[Boxed element entries]

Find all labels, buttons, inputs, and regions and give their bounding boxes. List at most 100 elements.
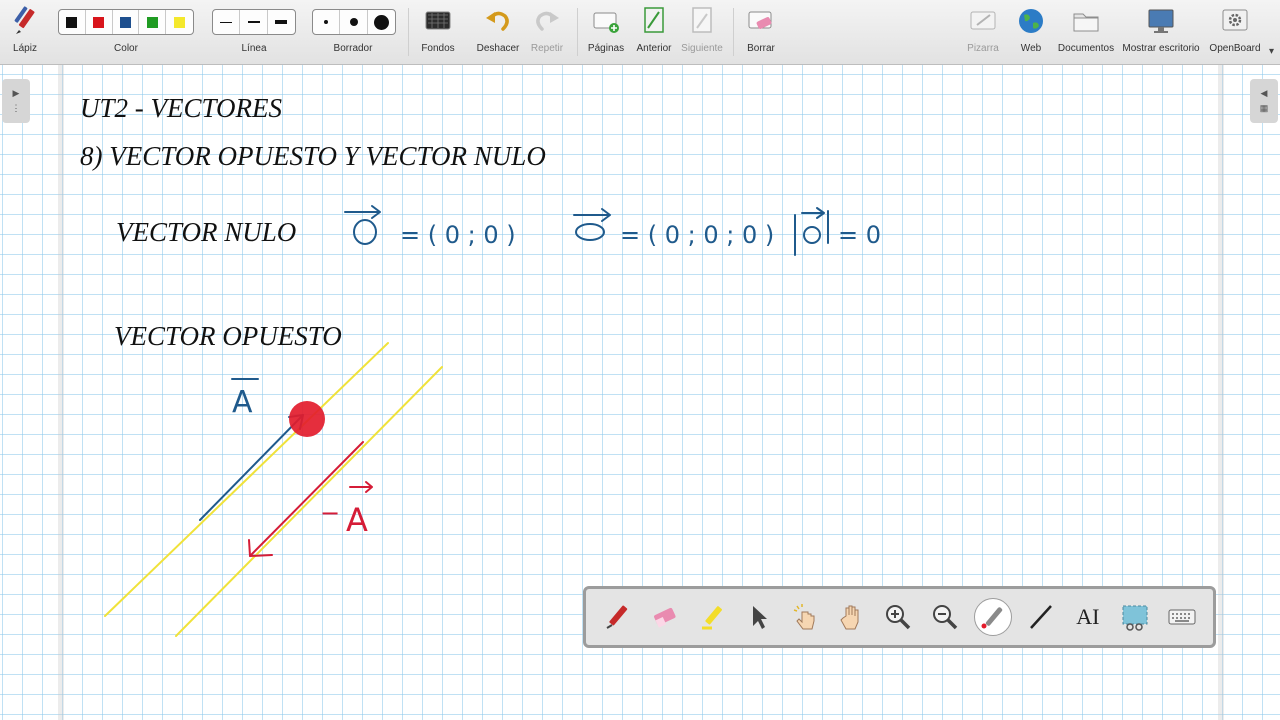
capture-tool[interactable] [1117,599,1153,635]
color-yellow[interactable] [166,10,193,34]
zoom-out-tool[interactable] [927,599,963,635]
capture-icon [1122,605,1148,631]
undo-icon [486,11,509,31]
pen-label: Lápiz [13,43,37,54]
highlighter-icon [702,606,723,630]
null-vector-2d-symbol [344,205,381,245]
line-icon [1030,605,1052,629]
color-swatch-green [146,16,158,28]
line-thin[interactable] [213,10,241,34]
settings-gear-icon [1222,9,1248,31]
previous-label: Anterior [636,43,672,54]
line-tool[interactable] [1023,599,1059,635]
line-label: Línea [241,43,267,54]
color-swatch-yellow [174,16,186,28]
toolbar-separator [733,8,734,56]
board-icon [970,11,996,30]
laser-pointer-dot [289,401,325,437]
magnitude-symbol [794,207,829,256]
pages-label: Páginas [587,43,625,54]
show-desktop-label: Mostrar escritorio [1122,43,1200,54]
next-label: Siguiente [681,43,723,54]
pages-button[interactable]: Páginas [582,0,630,64]
add-page-icon [593,12,619,33]
backgrounds-button[interactable]: Fondos [414,0,462,64]
zoom-in-icon [886,605,911,630]
eraser-size-palette [312,9,396,35]
color-blue[interactable] [113,10,140,34]
clear-page-icon [748,11,772,29]
monitor-icon [1148,9,1174,33]
virtual-keyboard-tool[interactable] [1164,599,1200,635]
pen-icon [14,6,35,34]
openboard-label: OpenBoard [1209,43,1261,54]
previous-page-button[interactable]: Anterior [630,0,678,64]
eraser-small[interactable] [313,10,341,34]
main-toolbar: Lápiz Color Línea Borrador Fondos Deshac… [0,0,1280,65]
select-tool[interactable] [740,599,776,635]
eraser-label: Borrador [333,43,373,54]
line-width-palette [212,9,296,35]
board-mode-button[interactable]: Pizarra [960,0,1006,64]
pen-icon [606,605,628,629]
highlighter-tool[interactable] [693,599,729,635]
color-swatch-blue [119,16,131,28]
next-page-icon [692,7,712,33]
documents-label: Documentos [1057,43,1115,54]
pen-tool-button[interactable]: Lápiz [0,0,50,64]
vector-a-line [199,414,304,521]
null-vector-3d-components: = ( 0 ; 0 ; 0 ) [620,221,774,249]
eraser-medium[interactable] [340,10,368,34]
interact-tool[interactable] [787,599,823,635]
hand-icon [840,605,859,630]
line-medium[interactable] [240,10,268,34]
vector-minus-a-label: A [346,501,368,539]
clear-page-button[interactable]: Borrar [738,0,784,64]
show-desktop-button[interactable]: Mostrar escritorio [1118,0,1204,64]
undo-button[interactable]: Deshacer [472,0,524,64]
color-black[interactable] [59,10,86,34]
globe-icon [1019,9,1043,33]
board-label: Pizarra [967,43,999,54]
zoom-out-icon [933,605,958,630]
keyboard-icon [1168,609,1196,625]
web-label: Web [1020,43,1042,54]
web-button[interactable]: Web [1008,0,1054,64]
eraser-large[interactable] [368,10,395,34]
null-vector-magnitude: = 0 [838,221,881,249]
minus-sign-label: − [320,499,340,527]
vector-a-label: A [232,385,253,420]
eraser-tool[interactable] [646,599,682,635]
floating-toolbar: AI [583,586,1216,648]
laser-pointer-icon [981,607,1003,629]
openboard-menu-button[interactable]: OpenBoard [1206,0,1264,64]
undo-label: Deshacer [476,43,520,54]
color-palette [58,9,194,35]
text-tool[interactable]: AI [1070,599,1106,635]
clear-label: Borrar [747,43,775,54]
color-swatch-red [93,16,105,28]
color-green[interactable] [139,10,167,34]
backgrounds-label: Fondos [421,43,455,54]
zoom-in-tool[interactable] [880,599,916,635]
laser-pointer-tool[interactable] [974,598,1013,636]
line-thick[interactable] [268,10,295,34]
folder-icon [1073,13,1099,32]
documents-button[interactable]: Documentos [1058,0,1114,64]
toolbar-separator [577,8,578,56]
hand-tool[interactable] [834,599,870,635]
redo-label: Repetir [530,43,564,54]
redo-button[interactable]: Repetir [524,0,570,64]
pen-tool[interactable] [599,599,635,635]
backgrounds-icon [425,11,451,30]
color-red[interactable] [86,10,113,34]
next-page-button[interactable]: Siguiente [678,0,726,64]
line-medium-icon [247,21,260,23]
interact-hand-icon [793,604,815,630]
null-vector-2d-components: = ( 0 ; 0 ) [400,221,516,249]
collapse-toolbar-icon[interactable]: ▾ [1269,46,1274,57]
text-icon: AI [1076,604,1100,629]
eraser-medium-icon [349,18,358,26]
pointer-icon [752,606,767,629]
vector-minus-a-arrow [349,481,373,493]
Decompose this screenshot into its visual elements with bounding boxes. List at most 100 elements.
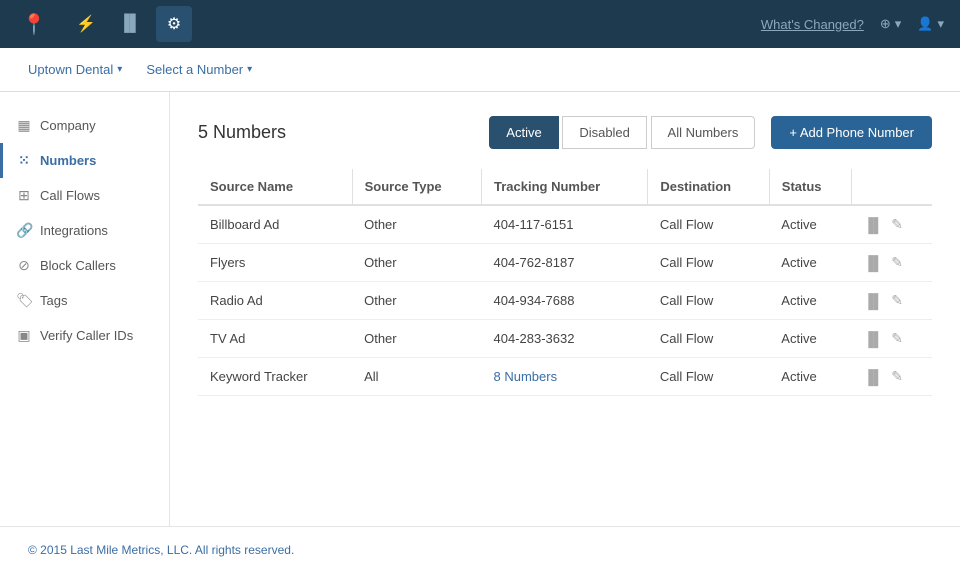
top-navigation: 📍 ⚡ ▐▌ ⚙ What's Changed? ⊕ ▾ 👤 ▾ [0,0,960,48]
sidebar-item-numbers[interactable]: ⁙ Numbers [0,143,169,178]
numbers-icon: ⁙ [16,152,32,169]
support-button[interactable]: ⊕ ▾ [880,16,901,32]
analytics-icon[interactable]: ▐▌ [863,369,883,385]
chevron-user-icon: ▾ [937,16,944,32]
actions-cell: ▐▌ ✎ [851,358,932,396]
actions-cell: ▐▌ ✎ [851,244,932,282]
analytics-icon[interactable]: ▐▌ [863,255,883,271]
footer: © 2015 Last Mile Metrics, LLC. All right… [0,526,960,573]
source-name-cell: Flyers [198,244,352,282]
block-callers-icon: ⊘ [16,257,32,274]
tracking-number-cell: 8 Numbers [481,358,647,396]
tracking-number-link[interactable]: 8 Numbers [493,369,557,384]
org-selector[interactable]: Uptown Dental ▾ [20,58,130,81]
destination-cell: Call Flow [648,320,769,358]
page-title: 5 Numbers [198,122,286,143]
footer-text: © 2015 Last Mile Metrics, LLC. All right… [28,543,294,557]
sidebar-item-verify-caller-ids[interactable]: ▣ Verify Caller IDs [0,318,169,353]
bar-chart-icon[interactable]: ▐▌ [112,6,148,42]
edit-icon[interactable]: ✎ [891,330,903,347]
number-chevron-icon: ▾ [247,64,252,75]
source-type-cell: Other [352,320,481,358]
tracking-number-cell: 404-117-6151 [481,205,647,244]
status-cell: Active [769,358,851,396]
settings-icon[interactable]: ⚙ [156,6,192,42]
main-content: 5 Numbers Active Disabled All Numbers + … [170,92,960,526]
table-row: Flyers Other 404-762-8187 Call Flow Acti… [198,244,932,282]
col-source-type: Source Type [352,169,481,205]
filter-active-button[interactable]: Active [489,116,558,149]
status-cell: Active [769,282,851,320]
destination-cell: Call Flow [648,244,769,282]
table-header-row: Source Name Source Type Tracking Number … [198,169,932,205]
status-cell: Active [769,205,851,244]
table-row: Keyword Tracker All 8 Numbers Call Flow … [198,358,932,396]
org-name: Uptown Dental [28,62,113,77]
edit-icon[interactable]: ✎ [891,292,903,309]
source-name-cell: TV Ad [198,320,352,358]
analytics-icon[interactable]: ▐▌ [863,293,883,309]
company-icon: ▦ [16,117,32,134]
edit-icon[interactable]: ✎ [891,216,903,233]
edit-icon[interactable]: ✎ [891,368,903,385]
tracking-number-value: 404-934-7688 [493,293,574,308]
tracking-number-value: 404-117-6151 [493,217,573,232]
destination-cell: Call Flow [648,205,769,244]
numbers-table: Source Name Source Type Tracking Number … [198,169,932,396]
analytics-icon[interactable]: ▐▌ [863,217,883,233]
sidebar-item-company-label: Company [40,118,96,133]
call-flows-icon: ⊞ [16,187,32,204]
source-name-cell: Radio Ad [198,282,352,320]
whats-changed-link[interactable]: What's Changed? [761,17,864,32]
sidebar-item-numbers-label: Numbers [40,153,96,168]
filter-all-button[interactable]: All Numbers [651,116,756,149]
col-destination: Destination [648,169,769,205]
tracking-number-value: 404-762-8187 [493,255,574,270]
sidebar-item-verify-label: Verify Caller IDs [40,328,133,343]
analytics-icon[interactable]: ▐▌ [863,331,883,347]
source-type-cell: All [352,358,481,396]
org-chevron-icon: ▾ [117,64,122,75]
tracking-number-cell: 404-762-8187 [481,244,647,282]
user-icon: 👤 [917,16,933,32]
table-row: Radio Ad Other 404-934-7688 Call Flow Ac… [198,282,932,320]
add-phone-number-button[interactable]: + Add Phone Number [771,116,932,149]
support-icon: ⊕ [880,16,891,32]
col-actions [851,169,932,205]
source-name-cell: Keyword Tracker [198,358,352,396]
status-cell: Active [769,320,851,358]
logo-icon[interactable]: 📍 [16,6,52,42]
status-cell: Active [769,244,851,282]
sidebar-item-company[interactable]: ▦ Company [0,108,169,143]
sub-navigation: Uptown Dental ▾ Select a Number ▾ [0,48,960,92]
tracking-number-cell: 404-934-7688 [481,282,647,320]
number-select-label: Select a Number [146,62,243,77]
integrations-icon: 🔗 [16,222,32,239]
chevron-support-icon: ▾ [895,16,902,32]
lightning-icon[interactable]: ⚡ [68,6,104,42]
sidebar-item-tags-label: Tags [40,293,67,308]
actions-cell: ▐▌ ✎ [851,205,932,244]
actions-cell: ▐▌ ✎ [851,282,932,320]
col-source-name: Source Name [198,169,352,205]
sidebar-item-integrations[interactable]: 🔗 Integrations [0,213,169,248]
sidebar-item-integrations-label: Integrations [40,223,108,238]
destination-cell: Call Flow [648,358,769,396]
main-layout: ▦ Company ⁙ Numbers ⊞ Call Flows 🔗 Integ… [0,92,960,526]
user-button[interactable]: 👤 ▾ [917,16,944,32]
filter-disabled-button[interactable]: Disabled [562,116,647,149]
col-status: Status [769,169,851,205]
tracking-number-cell: 404-283-3632 [481,320,647,358]
sidebar-item-tags[interactable]: 🏷 Tags [0,283,169,318]
number-selector[interactable]: Select a Number ▾ [138,58,260,81]
sidebar-item-block-callers-label: Block Callers [40,258,116,273]
nav-icons-group: 📍 ⚡ ▐▌ ⚙ [16,6,192,42]
sidebar: ▦ Company ⁙ Numbers ⊞ Call Flows 🔗 Integ… [0,92,170,526]
sidebar-item-call-flows[interactable]: ⊞ Call Flows [0,178,169,213]
sidebar-item-block-callers[interactable]: ⊘ Block Callers [0,248,169,283]
header-right: Active Disabled All Numbers + Add Phone … [489,116,932,149]
col-tracking-number: Tracking Number [481,169,647,205]
edit-icon[interactable]: ✎ [891,254,903,271]
top-nav-right: What's Changed? ⊕ ▾ 👤 ▾ [761,16,944,32]
filter-group: Active Disabled All Numbers [489,116,755,149]
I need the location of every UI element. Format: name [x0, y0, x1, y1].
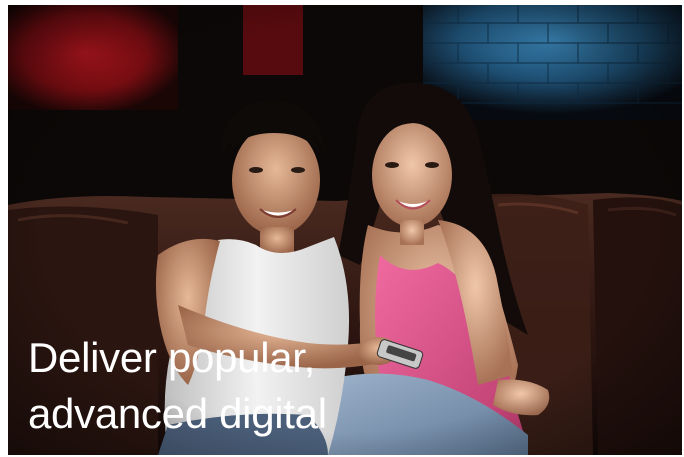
caption-line-1: Deliver popular,	[28, 334, 316, 381]
caption-line-2: advanced digital	[28, 390, 327, 437]
photo-frame: Deliver popular, advanced digital	[8, 5, 682, 455]
caption-text: Deliver popular, advanced digital	[28, 330, 448, 442]
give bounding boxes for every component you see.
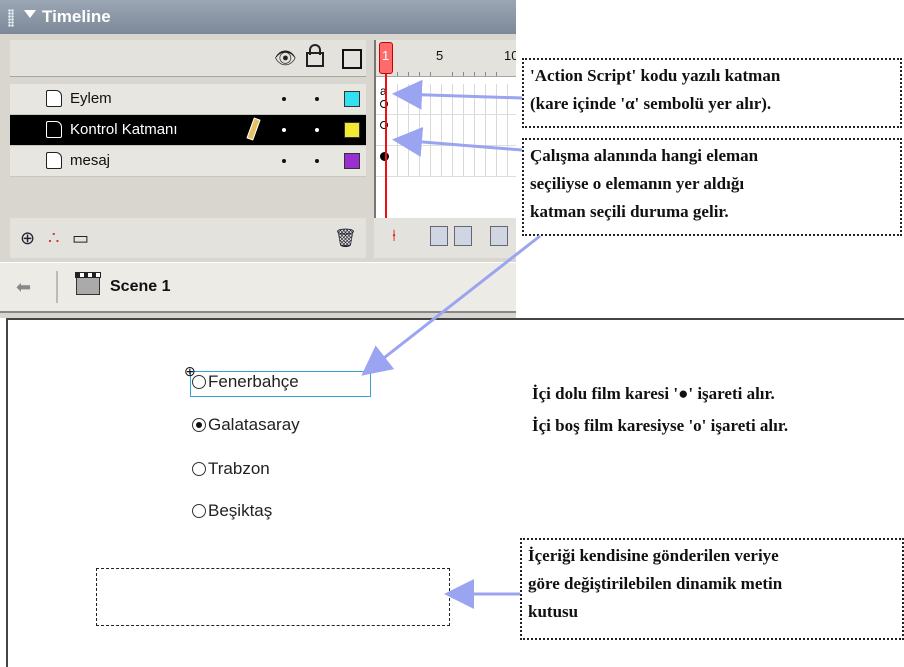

DIRECTIVE
Reproduce word for word the stretch from the line containing "334, 316, 381]" through the end of the material, omitting the pictures.

EXERCISE OUTPUT
caption-line-1: Deliver popular,	[28, 334, 316, 381]
caption-line-2: advanced digital	[28, 390, 327, 437]
photo-frame: Deliver popular, advanced digital	[8, 5, 682, 455]
caption-text: Deliver popular, advanced digital	[28, 330, 448, 442]
give bounding boxes for every component you see.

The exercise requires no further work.